PROBLEM STATEMENT — Below are the records. Gather each line that holds "empiezan".

ENTRIES SUPPLIED —
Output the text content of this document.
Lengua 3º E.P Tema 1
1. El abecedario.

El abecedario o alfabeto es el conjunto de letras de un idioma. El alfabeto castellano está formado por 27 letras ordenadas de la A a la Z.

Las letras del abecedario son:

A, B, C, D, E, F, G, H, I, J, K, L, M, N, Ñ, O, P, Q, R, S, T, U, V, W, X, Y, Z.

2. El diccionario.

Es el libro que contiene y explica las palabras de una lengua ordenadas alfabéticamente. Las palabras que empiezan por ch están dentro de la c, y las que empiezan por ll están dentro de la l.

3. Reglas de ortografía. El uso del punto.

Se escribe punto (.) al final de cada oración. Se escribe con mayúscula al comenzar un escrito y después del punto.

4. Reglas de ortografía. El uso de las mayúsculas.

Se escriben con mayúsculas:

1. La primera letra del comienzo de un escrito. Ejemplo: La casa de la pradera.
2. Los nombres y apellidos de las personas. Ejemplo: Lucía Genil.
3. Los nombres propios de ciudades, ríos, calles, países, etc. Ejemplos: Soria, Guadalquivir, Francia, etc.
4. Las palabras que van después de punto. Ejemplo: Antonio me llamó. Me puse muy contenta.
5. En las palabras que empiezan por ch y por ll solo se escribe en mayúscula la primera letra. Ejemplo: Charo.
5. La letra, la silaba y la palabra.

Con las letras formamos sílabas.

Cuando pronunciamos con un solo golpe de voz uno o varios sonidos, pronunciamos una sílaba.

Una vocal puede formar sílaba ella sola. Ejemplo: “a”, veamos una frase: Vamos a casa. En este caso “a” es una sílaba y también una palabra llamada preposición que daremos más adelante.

RESULT OF THE EXERCISE —
Es el libro que contiene y explica las palabras de una lengua ordenadas alfabéticamente. Las palabras que empiezan por ch están dentro de la c, y las que empiezan por ll están dentro de la l.
5. En las palabras que empiezan por ch y por ll solo se escribe en mayúscula la primera letra. Ejemplo: Charo.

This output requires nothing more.